> [Excerpted passage]
Defines the anisotropic filtering level of the Texture.
Anisotropic filtering makes Textures look better when viewed at a shallow angle, but it can be slower to process on the GPU. Anisotropic filtering is commonly used to improve the appearance of floor, ground or road Textures.
The value range of this variable is 0 to 16. A value of 1 equals no filtering applied and 16 equals full filtering applied. As the value gets bigger, the Texture is clearer at shallow angles. Lower values mean the Texture is more blurry at shallow angles.
When the anisoLevel
value is 0 and in Quality Settings, Anisotropic Filtering is set to Forced On, Unity does not apply anisotropic filtering. You can use this to disable anisotropic filtering for a Texture that would behave unpredictably with anisotropic filtering applied.
When the anisoLevel
value is between 1 and 9, and in Quality Settings, Anisotropic Filtering is set to Forced On, Unity sets the anisoLevel
to 9. If the value is higher than 9, Unity clamps it between 9 and 16.
If you use the Metal, Vulkan and OpenGL APIs, you can control mipmap filtering and anisotropic filtering levels independently. When you enable anisotropic filtering in any other graphics APIs, Unity also enables trilinear filtering.
Additional resources: Texture assets.

> [Task requirements]
1. In the text on anisotropic filtering, what does a value of 1 mean?
2. Edit the anisotropic filtering text by reproducing it from the words containing "Defines the anisotropic" through "blurry at shallow angles.", with "blurry" changed to "fuzzy".

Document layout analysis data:
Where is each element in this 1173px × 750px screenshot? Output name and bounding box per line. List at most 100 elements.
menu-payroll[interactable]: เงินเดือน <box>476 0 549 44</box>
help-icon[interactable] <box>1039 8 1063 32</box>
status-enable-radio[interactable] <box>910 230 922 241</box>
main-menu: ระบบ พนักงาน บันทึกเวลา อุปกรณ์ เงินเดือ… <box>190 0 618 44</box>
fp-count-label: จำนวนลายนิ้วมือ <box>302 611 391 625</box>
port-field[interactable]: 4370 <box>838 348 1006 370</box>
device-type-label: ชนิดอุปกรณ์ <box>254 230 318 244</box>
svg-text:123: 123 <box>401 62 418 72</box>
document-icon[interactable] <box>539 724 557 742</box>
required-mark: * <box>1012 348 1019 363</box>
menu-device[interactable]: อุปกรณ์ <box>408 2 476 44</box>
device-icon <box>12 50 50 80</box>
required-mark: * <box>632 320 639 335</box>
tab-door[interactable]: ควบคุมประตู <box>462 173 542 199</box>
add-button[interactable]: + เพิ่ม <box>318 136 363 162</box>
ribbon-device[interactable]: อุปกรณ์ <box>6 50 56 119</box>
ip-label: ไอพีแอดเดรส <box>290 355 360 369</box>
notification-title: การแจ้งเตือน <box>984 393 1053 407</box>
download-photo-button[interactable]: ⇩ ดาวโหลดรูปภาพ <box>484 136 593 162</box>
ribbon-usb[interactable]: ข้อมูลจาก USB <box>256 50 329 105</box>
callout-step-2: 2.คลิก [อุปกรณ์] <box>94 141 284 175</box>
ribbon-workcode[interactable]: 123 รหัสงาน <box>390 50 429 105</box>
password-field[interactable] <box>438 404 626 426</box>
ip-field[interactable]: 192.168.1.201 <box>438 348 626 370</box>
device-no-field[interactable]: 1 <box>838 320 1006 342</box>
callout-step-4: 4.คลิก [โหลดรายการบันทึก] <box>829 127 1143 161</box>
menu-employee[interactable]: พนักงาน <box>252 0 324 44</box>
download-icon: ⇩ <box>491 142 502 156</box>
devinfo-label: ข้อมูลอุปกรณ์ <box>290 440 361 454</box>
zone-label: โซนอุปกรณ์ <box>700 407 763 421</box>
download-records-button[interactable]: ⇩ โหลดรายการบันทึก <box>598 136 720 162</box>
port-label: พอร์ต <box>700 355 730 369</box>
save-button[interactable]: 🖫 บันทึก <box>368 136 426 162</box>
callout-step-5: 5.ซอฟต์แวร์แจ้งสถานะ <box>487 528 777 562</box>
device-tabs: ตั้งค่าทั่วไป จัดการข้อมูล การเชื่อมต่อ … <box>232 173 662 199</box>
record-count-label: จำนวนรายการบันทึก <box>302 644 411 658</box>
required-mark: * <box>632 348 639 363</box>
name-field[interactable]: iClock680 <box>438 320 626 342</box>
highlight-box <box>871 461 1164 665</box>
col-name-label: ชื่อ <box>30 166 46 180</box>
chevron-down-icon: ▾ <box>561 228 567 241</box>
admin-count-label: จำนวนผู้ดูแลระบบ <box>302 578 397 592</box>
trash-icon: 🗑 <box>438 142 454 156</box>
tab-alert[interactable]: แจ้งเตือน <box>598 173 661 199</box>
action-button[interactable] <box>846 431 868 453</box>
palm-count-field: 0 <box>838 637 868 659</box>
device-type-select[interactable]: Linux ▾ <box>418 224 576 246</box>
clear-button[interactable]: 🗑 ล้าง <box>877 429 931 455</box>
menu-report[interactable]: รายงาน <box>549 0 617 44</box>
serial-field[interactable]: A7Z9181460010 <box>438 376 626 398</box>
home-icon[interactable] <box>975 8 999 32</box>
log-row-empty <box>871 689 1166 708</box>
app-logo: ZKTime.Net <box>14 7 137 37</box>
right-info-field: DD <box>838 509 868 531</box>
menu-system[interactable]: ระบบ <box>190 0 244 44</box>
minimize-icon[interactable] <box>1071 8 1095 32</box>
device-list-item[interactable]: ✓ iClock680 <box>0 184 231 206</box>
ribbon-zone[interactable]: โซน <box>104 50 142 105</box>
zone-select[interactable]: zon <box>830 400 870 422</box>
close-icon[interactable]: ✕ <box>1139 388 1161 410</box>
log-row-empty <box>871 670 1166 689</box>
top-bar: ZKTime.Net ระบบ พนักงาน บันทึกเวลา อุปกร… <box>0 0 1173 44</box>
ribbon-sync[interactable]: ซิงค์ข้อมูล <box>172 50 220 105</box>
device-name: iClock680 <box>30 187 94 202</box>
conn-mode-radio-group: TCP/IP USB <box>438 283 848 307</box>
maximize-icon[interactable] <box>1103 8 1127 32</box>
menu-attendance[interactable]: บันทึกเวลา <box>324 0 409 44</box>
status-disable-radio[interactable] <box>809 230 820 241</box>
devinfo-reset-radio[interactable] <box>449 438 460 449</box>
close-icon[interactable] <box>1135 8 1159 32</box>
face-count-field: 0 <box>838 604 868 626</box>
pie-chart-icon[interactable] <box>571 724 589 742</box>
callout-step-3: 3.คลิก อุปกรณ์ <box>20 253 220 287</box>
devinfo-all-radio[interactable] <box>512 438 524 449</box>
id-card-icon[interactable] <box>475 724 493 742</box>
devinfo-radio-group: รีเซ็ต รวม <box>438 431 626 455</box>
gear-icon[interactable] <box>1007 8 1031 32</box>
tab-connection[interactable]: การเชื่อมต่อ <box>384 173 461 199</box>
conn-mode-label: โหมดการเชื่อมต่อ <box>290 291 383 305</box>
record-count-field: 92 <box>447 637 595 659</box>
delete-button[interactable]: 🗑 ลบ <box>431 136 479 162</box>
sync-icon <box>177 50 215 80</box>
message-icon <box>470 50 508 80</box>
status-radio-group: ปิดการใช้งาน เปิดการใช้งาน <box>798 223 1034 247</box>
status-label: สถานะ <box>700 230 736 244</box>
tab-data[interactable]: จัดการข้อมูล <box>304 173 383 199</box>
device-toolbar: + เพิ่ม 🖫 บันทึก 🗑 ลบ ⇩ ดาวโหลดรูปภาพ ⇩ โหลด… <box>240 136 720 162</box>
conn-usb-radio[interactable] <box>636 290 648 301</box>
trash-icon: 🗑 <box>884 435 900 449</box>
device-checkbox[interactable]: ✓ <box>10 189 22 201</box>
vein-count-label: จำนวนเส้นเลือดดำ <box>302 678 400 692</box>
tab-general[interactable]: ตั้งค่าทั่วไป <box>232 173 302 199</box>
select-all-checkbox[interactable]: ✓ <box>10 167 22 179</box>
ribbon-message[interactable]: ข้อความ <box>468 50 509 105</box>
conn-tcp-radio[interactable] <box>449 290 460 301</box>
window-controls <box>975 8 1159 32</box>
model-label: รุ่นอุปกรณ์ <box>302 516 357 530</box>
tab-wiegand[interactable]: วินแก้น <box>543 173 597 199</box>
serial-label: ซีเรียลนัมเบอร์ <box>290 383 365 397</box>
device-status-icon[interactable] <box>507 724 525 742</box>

> [Exercise answers]
1. No filtering is applied.

2.
Defines the anisotropic filtering level of the Texture.
Anisotropic filtering makes Textures look better when viewed at a shallow angle, but it can be slower to process on the GPU. Anisotropic filtering is commonly used to improve the appearance of floor, ground or road Textures.
The value range of this variable is 0 to 16. A value of 1 equals no filtering applied and 16 equals full filtering applied. As the value gets bigger, the Texture is clearer at shallow angles. Lower values mean the Texture is more fuzzy at shallow angles.